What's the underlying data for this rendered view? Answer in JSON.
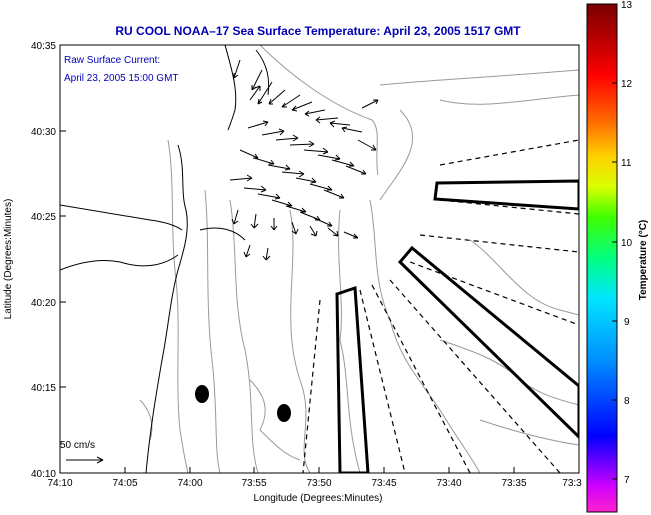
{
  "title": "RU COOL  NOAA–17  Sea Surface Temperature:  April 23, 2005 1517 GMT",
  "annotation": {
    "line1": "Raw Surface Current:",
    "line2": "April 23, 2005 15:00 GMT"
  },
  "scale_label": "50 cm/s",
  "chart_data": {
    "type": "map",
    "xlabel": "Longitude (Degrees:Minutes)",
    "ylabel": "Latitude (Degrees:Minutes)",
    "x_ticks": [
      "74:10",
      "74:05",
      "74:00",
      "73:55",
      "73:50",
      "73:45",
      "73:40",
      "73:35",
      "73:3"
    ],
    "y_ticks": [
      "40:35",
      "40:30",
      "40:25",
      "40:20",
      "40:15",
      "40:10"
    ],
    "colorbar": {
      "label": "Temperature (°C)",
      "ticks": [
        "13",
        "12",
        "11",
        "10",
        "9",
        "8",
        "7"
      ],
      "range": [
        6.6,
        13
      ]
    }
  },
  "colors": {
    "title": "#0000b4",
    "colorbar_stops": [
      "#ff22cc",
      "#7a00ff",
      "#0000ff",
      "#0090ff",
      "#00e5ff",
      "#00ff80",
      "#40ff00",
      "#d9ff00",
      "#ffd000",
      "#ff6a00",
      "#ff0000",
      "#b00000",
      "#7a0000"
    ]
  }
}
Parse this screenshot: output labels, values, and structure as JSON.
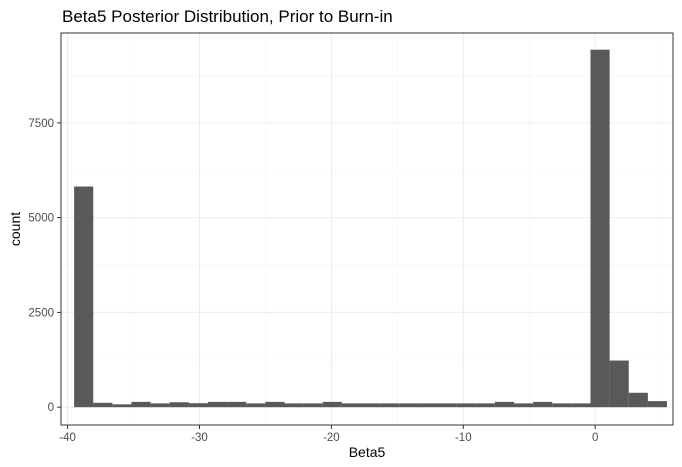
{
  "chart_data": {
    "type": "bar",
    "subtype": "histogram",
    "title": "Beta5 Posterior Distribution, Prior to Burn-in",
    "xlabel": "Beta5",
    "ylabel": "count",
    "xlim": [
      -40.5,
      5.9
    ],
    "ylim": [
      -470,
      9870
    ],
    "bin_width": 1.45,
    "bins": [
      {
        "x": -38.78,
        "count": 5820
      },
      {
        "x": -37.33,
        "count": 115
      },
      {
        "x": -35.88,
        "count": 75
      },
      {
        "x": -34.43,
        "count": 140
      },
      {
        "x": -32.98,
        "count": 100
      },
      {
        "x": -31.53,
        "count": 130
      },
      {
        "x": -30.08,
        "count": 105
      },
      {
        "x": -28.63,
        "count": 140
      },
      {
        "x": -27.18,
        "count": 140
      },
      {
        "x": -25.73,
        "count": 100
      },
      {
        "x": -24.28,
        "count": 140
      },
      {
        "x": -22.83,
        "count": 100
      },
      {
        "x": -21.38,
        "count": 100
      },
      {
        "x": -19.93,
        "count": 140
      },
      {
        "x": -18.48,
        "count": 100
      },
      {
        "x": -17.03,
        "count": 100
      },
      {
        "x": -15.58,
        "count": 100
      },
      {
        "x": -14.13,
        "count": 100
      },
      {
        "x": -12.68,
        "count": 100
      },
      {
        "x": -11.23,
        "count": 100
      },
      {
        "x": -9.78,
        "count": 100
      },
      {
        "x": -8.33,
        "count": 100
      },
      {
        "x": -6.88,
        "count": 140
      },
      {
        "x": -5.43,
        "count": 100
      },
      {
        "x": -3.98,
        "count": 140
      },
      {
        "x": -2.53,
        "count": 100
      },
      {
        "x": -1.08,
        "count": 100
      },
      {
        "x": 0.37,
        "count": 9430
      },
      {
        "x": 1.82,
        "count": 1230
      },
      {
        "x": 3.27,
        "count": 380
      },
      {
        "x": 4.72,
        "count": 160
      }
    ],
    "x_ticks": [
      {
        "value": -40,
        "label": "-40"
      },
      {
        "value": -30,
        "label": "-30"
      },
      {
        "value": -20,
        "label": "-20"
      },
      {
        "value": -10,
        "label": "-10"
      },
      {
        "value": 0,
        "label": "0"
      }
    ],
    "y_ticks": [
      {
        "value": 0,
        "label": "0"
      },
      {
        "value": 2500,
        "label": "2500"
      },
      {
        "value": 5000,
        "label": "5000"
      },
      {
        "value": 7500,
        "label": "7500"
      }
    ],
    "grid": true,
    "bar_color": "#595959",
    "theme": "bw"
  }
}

- WRITTEN INSTRUCTION:
Extract every line containing the string "xlabel" from the material.

- SOLUTION TO THIS PROBLEM:
    "xlabel": "Longitude (Degrees:Minutes)",
    "xlabel": "Beta5",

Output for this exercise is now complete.